> [AIM OF THE EXERCISE]
Pick out each line of the records that includes the string "curved", and copy it.

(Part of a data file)
□ □ □ □ □

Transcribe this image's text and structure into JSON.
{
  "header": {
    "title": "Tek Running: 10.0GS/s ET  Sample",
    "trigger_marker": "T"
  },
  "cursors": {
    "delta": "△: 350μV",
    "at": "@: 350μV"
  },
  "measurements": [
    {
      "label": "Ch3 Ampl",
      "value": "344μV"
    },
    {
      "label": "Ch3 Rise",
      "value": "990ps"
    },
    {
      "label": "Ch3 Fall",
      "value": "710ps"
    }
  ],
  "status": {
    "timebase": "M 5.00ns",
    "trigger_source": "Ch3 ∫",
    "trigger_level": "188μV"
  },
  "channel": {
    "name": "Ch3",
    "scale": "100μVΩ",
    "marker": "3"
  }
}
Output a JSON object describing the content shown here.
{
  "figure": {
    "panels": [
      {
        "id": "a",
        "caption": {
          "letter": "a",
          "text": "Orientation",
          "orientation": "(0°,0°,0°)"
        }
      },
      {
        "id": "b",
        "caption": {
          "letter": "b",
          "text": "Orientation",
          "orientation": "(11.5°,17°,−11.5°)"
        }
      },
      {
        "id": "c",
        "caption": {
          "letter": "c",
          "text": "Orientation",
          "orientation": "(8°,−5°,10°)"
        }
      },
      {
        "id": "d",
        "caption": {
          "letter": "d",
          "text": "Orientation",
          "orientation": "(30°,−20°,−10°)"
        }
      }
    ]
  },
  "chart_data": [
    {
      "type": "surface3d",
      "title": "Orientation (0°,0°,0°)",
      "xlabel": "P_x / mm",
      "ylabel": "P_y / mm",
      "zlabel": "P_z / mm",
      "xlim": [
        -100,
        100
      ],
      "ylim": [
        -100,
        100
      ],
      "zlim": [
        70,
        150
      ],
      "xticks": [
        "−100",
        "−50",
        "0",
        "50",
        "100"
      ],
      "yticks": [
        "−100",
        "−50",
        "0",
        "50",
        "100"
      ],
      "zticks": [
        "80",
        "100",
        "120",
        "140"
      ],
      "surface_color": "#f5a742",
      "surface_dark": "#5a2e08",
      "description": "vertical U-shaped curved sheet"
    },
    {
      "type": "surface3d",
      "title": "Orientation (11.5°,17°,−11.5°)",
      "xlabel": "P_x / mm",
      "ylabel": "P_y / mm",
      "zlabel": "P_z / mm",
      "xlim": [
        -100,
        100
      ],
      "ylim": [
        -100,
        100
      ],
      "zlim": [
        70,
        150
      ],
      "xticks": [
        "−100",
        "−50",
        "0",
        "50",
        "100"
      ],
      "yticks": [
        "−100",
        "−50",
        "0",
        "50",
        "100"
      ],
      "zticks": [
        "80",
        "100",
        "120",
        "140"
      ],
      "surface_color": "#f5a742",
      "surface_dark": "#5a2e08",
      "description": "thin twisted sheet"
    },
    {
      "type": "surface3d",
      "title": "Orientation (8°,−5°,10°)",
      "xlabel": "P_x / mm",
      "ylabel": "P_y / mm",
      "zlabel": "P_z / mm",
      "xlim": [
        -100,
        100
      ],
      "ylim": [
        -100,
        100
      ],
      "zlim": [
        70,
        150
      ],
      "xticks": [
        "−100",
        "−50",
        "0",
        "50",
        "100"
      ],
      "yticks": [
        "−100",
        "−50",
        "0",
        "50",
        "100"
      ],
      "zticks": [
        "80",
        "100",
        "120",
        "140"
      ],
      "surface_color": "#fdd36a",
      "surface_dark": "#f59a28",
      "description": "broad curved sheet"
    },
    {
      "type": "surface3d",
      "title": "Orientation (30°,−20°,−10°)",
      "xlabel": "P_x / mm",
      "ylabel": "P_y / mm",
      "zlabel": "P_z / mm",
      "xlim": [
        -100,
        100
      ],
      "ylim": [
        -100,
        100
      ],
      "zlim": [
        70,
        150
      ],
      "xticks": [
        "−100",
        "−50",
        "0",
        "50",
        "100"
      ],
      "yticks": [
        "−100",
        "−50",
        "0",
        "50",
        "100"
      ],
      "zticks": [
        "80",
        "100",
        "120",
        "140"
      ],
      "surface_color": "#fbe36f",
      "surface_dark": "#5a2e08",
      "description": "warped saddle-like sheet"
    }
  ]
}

□ □ □ □ □

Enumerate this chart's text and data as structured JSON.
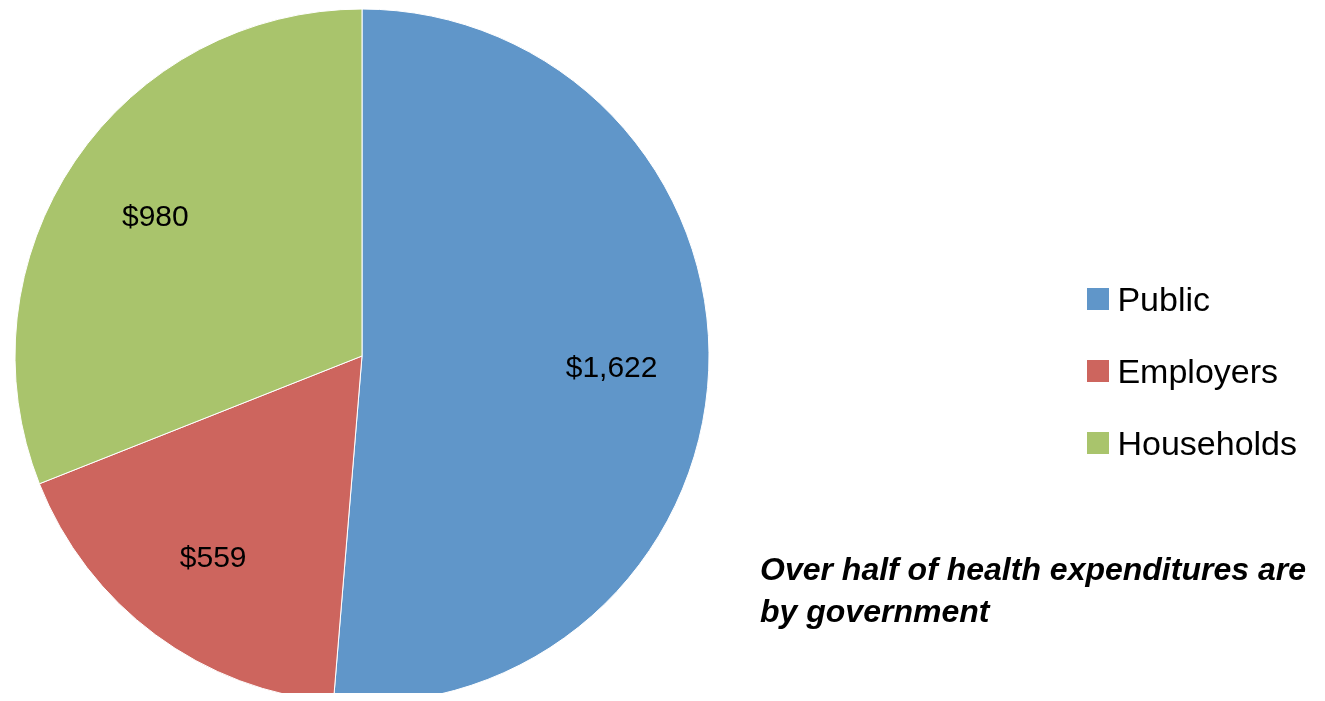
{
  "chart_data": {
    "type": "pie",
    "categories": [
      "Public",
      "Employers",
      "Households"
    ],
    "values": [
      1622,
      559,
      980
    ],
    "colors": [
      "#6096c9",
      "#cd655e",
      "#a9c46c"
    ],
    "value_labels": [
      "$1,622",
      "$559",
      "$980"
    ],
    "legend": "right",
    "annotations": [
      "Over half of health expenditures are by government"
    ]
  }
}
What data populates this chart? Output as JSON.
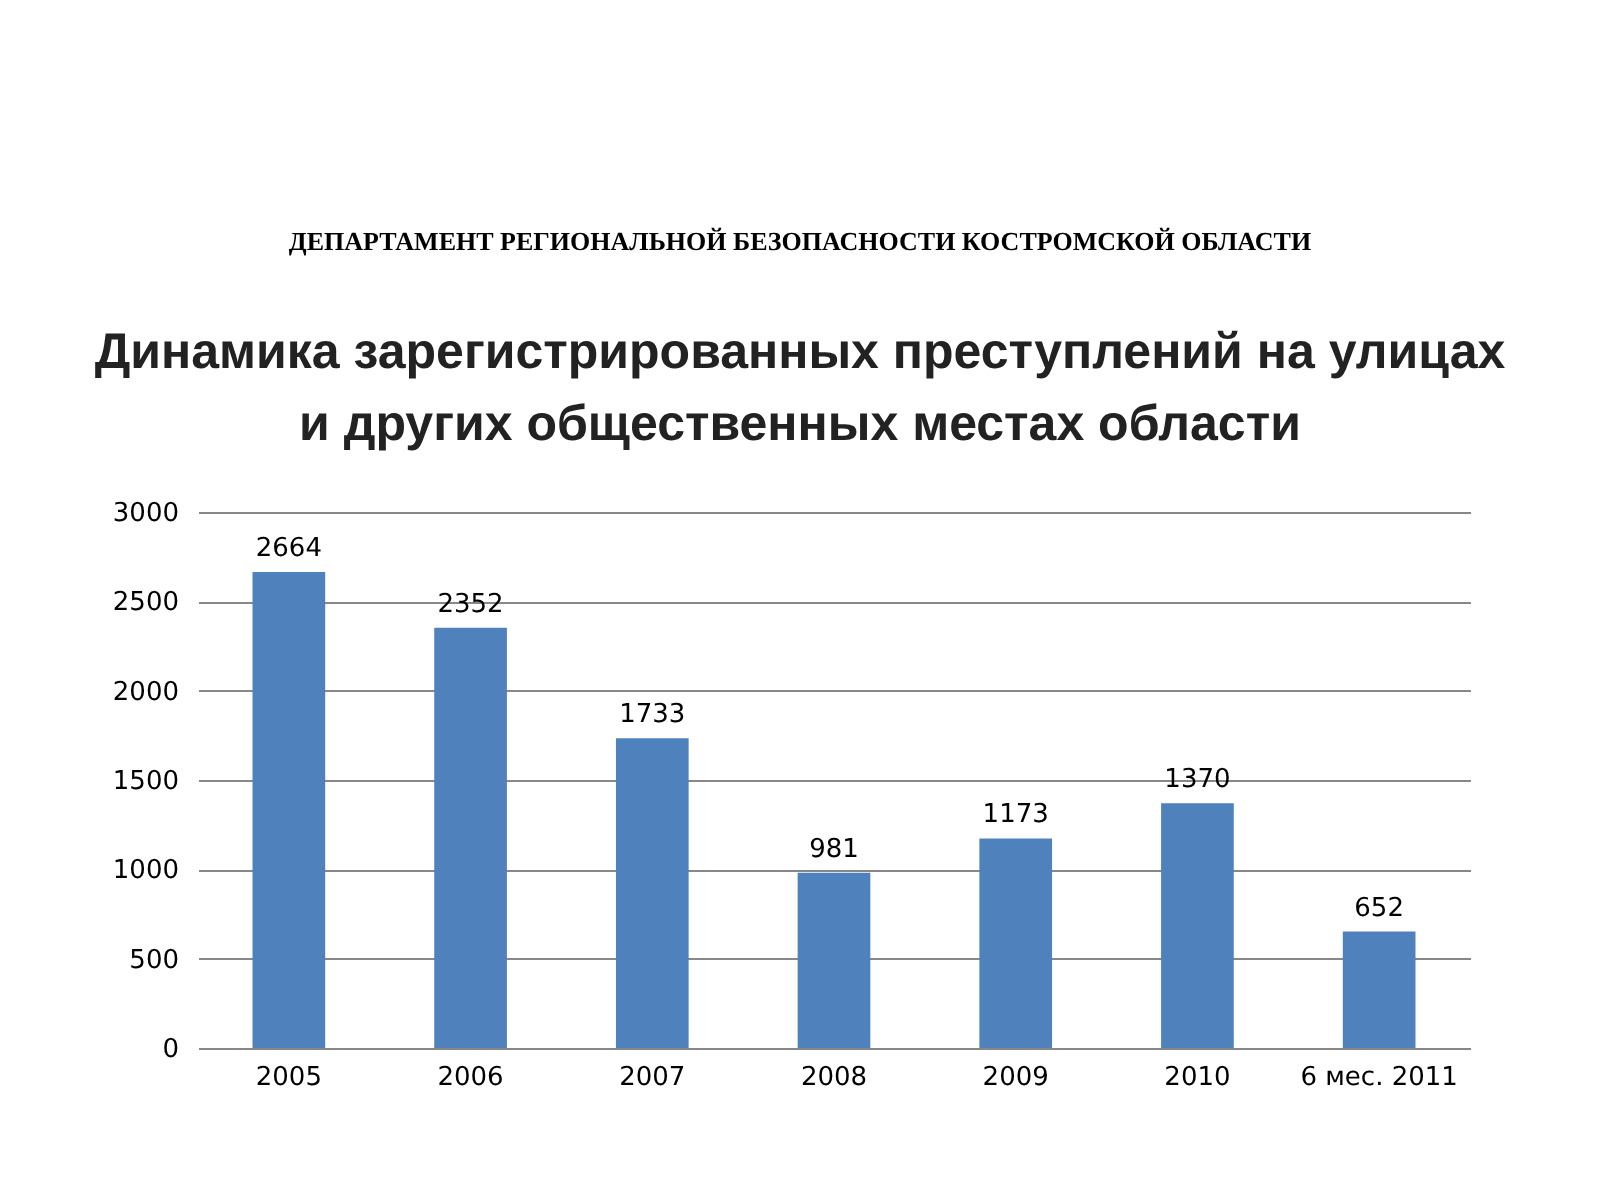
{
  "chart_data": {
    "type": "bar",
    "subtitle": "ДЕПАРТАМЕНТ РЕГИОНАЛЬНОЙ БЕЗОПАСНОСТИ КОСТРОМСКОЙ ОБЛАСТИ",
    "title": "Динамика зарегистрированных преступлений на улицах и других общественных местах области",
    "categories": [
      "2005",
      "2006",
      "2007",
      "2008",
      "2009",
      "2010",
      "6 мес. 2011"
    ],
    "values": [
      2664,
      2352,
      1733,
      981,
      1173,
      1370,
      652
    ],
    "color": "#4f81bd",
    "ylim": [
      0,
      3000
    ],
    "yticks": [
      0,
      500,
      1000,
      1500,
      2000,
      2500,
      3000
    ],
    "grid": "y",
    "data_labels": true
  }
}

□ □ □ □ □

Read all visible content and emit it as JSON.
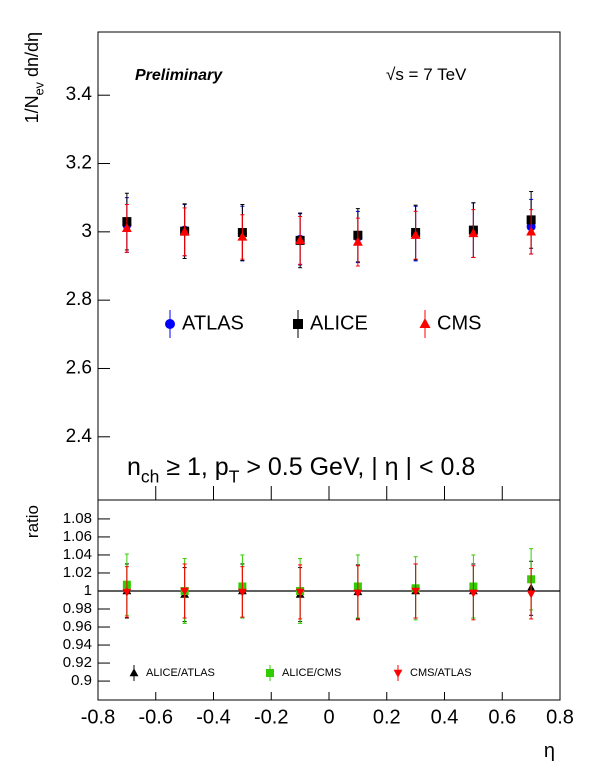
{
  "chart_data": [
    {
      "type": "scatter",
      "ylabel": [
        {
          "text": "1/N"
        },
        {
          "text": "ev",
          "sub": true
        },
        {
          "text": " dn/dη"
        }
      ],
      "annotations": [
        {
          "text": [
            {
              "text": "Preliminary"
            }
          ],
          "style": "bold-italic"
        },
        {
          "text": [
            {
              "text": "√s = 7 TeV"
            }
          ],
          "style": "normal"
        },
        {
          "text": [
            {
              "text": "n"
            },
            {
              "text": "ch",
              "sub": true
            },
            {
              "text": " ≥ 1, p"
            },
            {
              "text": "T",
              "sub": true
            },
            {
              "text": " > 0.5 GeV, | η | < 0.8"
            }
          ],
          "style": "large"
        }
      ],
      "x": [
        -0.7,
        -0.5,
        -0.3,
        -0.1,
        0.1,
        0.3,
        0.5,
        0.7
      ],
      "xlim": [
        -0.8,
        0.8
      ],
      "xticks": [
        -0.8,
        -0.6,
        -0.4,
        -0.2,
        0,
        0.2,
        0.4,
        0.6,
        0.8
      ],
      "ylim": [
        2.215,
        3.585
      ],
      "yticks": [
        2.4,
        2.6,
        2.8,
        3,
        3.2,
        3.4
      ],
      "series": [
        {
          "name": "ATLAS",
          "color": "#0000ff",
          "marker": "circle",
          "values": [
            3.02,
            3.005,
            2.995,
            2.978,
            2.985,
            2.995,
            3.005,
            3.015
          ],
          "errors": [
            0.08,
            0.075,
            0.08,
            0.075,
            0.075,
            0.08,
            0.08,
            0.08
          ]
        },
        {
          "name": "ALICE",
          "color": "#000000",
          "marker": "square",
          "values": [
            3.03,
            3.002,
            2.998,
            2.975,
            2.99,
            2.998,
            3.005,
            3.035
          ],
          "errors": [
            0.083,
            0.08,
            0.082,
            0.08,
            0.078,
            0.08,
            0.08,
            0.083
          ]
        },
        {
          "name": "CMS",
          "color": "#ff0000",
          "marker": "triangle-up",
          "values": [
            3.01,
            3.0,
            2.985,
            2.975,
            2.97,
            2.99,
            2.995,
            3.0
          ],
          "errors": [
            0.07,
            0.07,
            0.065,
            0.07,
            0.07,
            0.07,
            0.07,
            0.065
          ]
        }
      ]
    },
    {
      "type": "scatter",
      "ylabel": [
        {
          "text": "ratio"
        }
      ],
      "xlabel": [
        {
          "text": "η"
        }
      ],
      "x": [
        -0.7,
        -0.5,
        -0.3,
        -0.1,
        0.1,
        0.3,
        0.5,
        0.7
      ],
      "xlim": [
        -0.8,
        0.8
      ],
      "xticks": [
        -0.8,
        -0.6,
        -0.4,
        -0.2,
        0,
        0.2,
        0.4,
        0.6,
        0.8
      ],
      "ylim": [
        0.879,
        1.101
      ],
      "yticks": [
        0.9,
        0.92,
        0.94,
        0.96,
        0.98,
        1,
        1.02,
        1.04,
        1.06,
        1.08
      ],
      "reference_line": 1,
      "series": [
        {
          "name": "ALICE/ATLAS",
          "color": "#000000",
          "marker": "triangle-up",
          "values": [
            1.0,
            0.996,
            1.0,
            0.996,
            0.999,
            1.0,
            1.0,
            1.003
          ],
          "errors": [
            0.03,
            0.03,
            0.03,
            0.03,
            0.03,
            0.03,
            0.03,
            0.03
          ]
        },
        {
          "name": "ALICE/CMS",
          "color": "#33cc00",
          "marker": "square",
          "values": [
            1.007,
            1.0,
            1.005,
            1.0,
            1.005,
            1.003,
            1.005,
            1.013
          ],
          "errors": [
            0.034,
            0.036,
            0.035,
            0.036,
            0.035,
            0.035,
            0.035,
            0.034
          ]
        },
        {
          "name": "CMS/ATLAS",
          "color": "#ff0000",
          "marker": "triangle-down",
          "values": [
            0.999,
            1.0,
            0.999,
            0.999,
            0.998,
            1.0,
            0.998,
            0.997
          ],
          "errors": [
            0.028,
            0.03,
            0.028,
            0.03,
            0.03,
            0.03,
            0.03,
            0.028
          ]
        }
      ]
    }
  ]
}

□ □ □ □ □

> [WORKED ANSWER]
      "description": "vertical U-shaped curved sheet"
      "description": "broad curved sheet"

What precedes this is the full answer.